Records to use:
================

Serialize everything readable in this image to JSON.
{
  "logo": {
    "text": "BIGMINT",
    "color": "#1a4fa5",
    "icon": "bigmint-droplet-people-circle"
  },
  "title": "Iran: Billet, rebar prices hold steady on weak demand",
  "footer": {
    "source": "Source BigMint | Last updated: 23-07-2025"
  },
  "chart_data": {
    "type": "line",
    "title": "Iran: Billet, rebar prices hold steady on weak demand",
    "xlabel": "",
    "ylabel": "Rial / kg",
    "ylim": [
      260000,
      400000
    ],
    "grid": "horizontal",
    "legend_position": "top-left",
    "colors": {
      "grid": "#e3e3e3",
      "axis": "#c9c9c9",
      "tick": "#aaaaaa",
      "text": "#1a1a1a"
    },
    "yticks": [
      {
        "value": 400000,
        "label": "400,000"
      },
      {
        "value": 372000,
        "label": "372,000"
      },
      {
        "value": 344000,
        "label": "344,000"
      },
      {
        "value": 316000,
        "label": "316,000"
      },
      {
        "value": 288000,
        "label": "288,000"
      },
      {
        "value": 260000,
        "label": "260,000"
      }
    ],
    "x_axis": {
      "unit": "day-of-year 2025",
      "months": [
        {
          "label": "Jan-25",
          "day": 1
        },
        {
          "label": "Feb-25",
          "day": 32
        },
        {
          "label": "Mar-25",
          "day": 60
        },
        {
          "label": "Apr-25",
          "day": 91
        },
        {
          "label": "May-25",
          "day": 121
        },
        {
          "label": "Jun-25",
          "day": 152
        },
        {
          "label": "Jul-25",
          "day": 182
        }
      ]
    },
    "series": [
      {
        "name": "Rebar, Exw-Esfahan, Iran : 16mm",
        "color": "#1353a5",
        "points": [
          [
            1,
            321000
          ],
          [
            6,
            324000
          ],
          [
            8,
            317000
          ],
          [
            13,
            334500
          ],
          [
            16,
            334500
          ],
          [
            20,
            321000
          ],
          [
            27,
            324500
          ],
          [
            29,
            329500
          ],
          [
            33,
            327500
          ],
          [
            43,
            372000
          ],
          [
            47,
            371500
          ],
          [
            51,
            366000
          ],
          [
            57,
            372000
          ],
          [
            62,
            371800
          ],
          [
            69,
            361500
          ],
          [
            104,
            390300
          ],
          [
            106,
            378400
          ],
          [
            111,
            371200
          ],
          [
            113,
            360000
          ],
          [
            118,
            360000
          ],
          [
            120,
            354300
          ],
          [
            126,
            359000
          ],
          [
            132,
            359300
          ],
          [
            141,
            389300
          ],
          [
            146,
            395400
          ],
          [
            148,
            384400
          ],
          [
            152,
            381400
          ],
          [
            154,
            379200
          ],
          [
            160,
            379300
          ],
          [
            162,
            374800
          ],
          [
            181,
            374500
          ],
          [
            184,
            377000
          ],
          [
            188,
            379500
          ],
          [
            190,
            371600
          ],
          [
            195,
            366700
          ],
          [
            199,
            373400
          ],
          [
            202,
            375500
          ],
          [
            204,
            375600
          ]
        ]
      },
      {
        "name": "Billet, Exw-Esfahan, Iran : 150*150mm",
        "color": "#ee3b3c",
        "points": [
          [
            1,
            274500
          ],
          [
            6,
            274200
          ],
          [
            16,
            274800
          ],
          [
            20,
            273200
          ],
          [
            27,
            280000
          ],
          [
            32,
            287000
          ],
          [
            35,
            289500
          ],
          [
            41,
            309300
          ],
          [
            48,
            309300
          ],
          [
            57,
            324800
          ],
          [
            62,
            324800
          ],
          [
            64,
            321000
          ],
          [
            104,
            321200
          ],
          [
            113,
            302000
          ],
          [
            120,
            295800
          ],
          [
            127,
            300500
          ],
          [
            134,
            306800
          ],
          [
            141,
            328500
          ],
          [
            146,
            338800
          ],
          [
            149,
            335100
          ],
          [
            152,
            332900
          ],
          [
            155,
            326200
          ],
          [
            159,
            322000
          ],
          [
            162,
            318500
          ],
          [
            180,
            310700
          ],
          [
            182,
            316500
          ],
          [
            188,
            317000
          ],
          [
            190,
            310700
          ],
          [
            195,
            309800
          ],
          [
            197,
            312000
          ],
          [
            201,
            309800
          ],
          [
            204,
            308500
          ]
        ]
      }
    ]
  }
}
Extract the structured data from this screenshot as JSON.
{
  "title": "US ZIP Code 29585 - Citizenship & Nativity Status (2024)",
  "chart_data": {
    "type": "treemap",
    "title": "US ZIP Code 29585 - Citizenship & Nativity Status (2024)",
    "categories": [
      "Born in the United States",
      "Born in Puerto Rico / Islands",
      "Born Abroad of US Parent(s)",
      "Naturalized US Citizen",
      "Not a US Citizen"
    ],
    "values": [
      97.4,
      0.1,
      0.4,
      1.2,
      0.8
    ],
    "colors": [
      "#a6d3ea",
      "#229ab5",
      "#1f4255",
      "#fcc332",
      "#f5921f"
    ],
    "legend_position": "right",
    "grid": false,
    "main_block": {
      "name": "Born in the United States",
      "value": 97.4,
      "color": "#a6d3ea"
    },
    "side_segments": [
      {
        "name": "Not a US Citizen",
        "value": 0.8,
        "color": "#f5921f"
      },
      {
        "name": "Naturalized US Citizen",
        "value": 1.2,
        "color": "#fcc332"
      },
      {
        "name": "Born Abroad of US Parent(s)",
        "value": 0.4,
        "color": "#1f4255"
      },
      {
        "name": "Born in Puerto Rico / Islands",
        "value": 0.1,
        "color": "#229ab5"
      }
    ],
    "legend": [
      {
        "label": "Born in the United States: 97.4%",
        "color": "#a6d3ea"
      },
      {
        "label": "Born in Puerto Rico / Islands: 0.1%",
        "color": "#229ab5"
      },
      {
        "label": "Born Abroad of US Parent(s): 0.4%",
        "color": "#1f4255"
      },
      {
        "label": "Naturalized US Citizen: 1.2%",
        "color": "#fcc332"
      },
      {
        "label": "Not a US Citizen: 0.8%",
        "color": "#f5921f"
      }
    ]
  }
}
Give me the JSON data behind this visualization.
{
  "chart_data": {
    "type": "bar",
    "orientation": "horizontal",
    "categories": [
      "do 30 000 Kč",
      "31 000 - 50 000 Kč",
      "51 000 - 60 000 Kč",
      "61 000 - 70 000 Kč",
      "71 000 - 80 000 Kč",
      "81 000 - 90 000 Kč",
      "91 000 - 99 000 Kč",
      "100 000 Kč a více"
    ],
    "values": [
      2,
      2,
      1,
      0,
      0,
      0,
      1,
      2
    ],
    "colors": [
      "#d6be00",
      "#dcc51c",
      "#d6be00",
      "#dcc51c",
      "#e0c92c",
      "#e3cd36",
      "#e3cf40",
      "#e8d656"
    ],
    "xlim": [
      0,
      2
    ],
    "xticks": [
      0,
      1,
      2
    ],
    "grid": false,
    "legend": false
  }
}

================

What is needed:
Return all of the entries word for word.

The completed task:
Serialize everything readable in this image to JSON.
{
  "logo": {
    "text": "BIGMINT",
    "color": "#1a4fa5",
    "icon": "bigmint-droplet-people-circle"
  },
  "title": "Iran: Billet, rebar prices hold steady on weak demand",
  "footer": {
    "source": "Source BigMint | Last updated: 23-07-2025"
  },
  "chart_data": {
    "type": "line",
    "title": "Iran: Billet, rebar prices hold steady on weak demand",
    "xlabel": "",
    "ylabel": "Rial / kg",
    "ylim": [
      260000,
      400000
    ],
    "grid": "horizontal",
    "legend_position": "top-left",
    "colors": {
      "grid": "#e3e3e3",
      "axis": "#c9c9c9",
      "tick": "#aaaaaa",
      "text": "#1a1a1a"
    },
    "yticks": [
      {
        "value": 400000,
        "label": "400,000"
      },
      {
        "value": 372000,
        "label": "372,000"
      },
      {
        "value": 344000,
        "label": "344,000"
      },
      {
        "value": 316000,
        "label": "316,000"
      },
      {
        "value": 288000,
        "label": "288,000"
      },
      {
        "value": 260000,
        "label": "260,000"
      }
    ],
    "x_axis": {
      "unit": "day-of-year 2025",
      "months": [
        {
          "label": "Jan-25",
          "day": 1
        },
        {
          "label": "Feb-25",
          "day": 32
        },
        {
          "label": "Mar-25",
          "day": 60
        },
        {
          "label": "Apr-25",
          "day": 91
        },
        {
          "label": "May-25",
          "day": 121
        },
        {
          "label": "Jun-25",
          "day": 152
        },
        {
          "label": "Jul-25",
          "day": 182
        }
      ]
    },
    "series": [
      {
        "name": "Rebar, Exw-Esfahan, Iran : 16mm",
        "color": "#1353a5",
        "points": [
          [
            1,
            321000
          ],
          [
            6,
            324000
          ],
          [
            8,
            317000
          ],
          [
            13,
            334500
          ],
          [
            16,
            334500
          ],
          [
            20,
            321000
          ],
          [
            27,
            324500
          ],
          [
            29,
            329500
          ],
          [
            33,
            327500
          ],
          [
            43,
            372000
          ],
          [
            47,
            371500
          ],
          [
            51,
            366000
          ],
          [
            57,
            372000
          ],
          [
            62,
            371800
          ],
          [
            69,
            361500
          ],
          [
            104,
            390300
          ],
          [
            106,
            378400
          ],
          [
            111,
            371200
          ],
          [
            113,
            360000
          ],
          [
            118,
            360000
          ],
          [
            120,
            354300
          ],
          [
            126,
            359000
          ],
          [
            132,
            359300
          ],
          [
            141,
            389300
          ],
          [
            146,
            395400
          ],
          [
            148,
            384400
          ],
          [
            152,
            381400
          ],
          [
            154,
            379200
          ],
          [
            160,
            379300
          ],
          [
            162,
            374800
          ],
          [
            181,
            374500
          ],
          [
            184,
            377000
          ],
          [
            188,
            379500
          ],
          [
            190,
            371600
          ],
          [
            195,
            366700
          ],
          [
            199,
            373400
          ],
          [
            202,
            375500
          ],
          [
            204,
            375600
          ]
        ]
      },
      {
        "name": "Billet, Exw-Esfahan, Iran : 150*150mm",
        "color": "#ee3b3c",
        "points": [
          [
            1,
            274500
          ],
          [
            6,
            274200
          ],
          [
            16,
            274800
          ],
          [
            20,
            273200
          ],
          [
            27,
            280000
          ],
          [
            32,
            287000
          ],
          [
            35,
            289500
          ],
          [
            41,
            309300
          ],
          [
            48,
            309300
          ],
          [
            57,
            324800
          ],
          [
            62,
            324800
          ],
          [
            64,
            321000
          ],
          [
            104,
            321200
          ],
          [
            113,
            302000
          ],
          [
            120,
            295800
          ],
          [
            127,
            300500
          ],
          [
            134,
            306800
          ],
          [
            141,
            328500
          ],
          [
            146,
            338800
          ],
          [
            149,
            335100
          ],
          [
            152,
            332900
          ],
          [
            155,
            326200
          ],
          [
            159,
            322000
          ],
          [
            162,
            318500
          ],
          [
            180,
            310700
          ],
          [
            182,
            316500
          ],
          [
            188,
            317000
          ],
          [
            190,
            310700
          ],
          [
            195,
            309800
          ],
          [
            197,
            312000
          ],
          [
            201,
            309800
          ],
          [
            204,
            308500
          ]
        ]
      }
    ]
  }
}
Extract the structured data from this screenshot as JSON.
{
  "title": "US ZIP Code 29585 - Citizenship & Nativity Status (2024)",
  "chart_data": {
    "type": "treemap",
    "title": "US ZIP Code 29585 - Citizenship & Nativity Status (2024)",
    "categories": [
      "Born in the United States",
      "Born in Puerto Rico / Islands",
      "Born Abroad of US Parent(s)",
      "Naturalized US Citizen",
      "Not a US Citizen"
    ],
    "values": [
      97.4,
      0.1,
      0.4,
      1.2,
      0.8
    ],
    "colors": [
      "#a6d3ea",
      "#229ab5",
      "#1f4255",
      "#fcc332",
      "#f5921f"
    ],
    "legend_position": "right",
    "grid": false,
    "main_block": {
      "name": "Born in the United States",
      "value": 97.4,
      "color": "#a6d3ea"
    },
    "side_segments": [
      {
        "name": "Not a US Citizen",
        "value": 0.8,
        "color": "#f5921f"
      },
      {
        "name": "Naturalized US Citizen",
        "value": 1.2,
        "color": "#fcc332"
      },
      {
        "name": "Born Abroad of US Parent(s)",
        "value": 0.4,
        "color": "#1f4255"
      },
      {
        "name": "Born in Puerto Rico / Islands",
        "value": 0.1,
        "color": "#229ab5"
      }
    ],
    "legend": [
      {
        "label": "Born in the United States: 97.4%",
        "color": "#a6d3ea"
      },
      {
        "label": "Born in Puerto Rico / Islands: 0.1%",
        "color": "#229ab5"
      },
      {
        "label": "Born Abroad of US Parent(s): 0.4%",
        "color": "#1f4255"
      },
      {
        "label": "Naturalized US Citizen: 1.2%",
        "color": "#fcc332"
      },
      {
        "label": "Not a US Citizen: 0.8%",
        "color": "#f5921f"
      }
    ]
  }
}
Give me the JSON data behind this visualization.
{
  "chart_data": {
    "type": "bar",
    "orientation": "horizontal",
    "categories": [
      "do 30 000 Kč",
      "31 000 - 50 000 Kč",
      "51 000 - 60 000 Kč",
      "61 000 - 70 000 Kč",
      "71 000 - 80 000 Kč",
      "81 000 - 90 000 Kč",
      "91 000 - 99 000 Kč",
      "100 000 Kč a více"
    ],
    "values": [
      2,
      2,
      1,
      0,
      0,
      0,
      1,
      2
    ],
    "colors": [
      "#d6be00",
      "#dcc51c",
      "#d6be00",
      "#dcc51c",
      "#e0c92c",
      "#e3cd36",
      "#e3cf40",
      "#e8d656"
    ],
    "xlim": [
      0,
      2
    ],
    "xticks": [
      0,
      1,
      2
    ],
    "grid": false,
    "legend": false
  }
}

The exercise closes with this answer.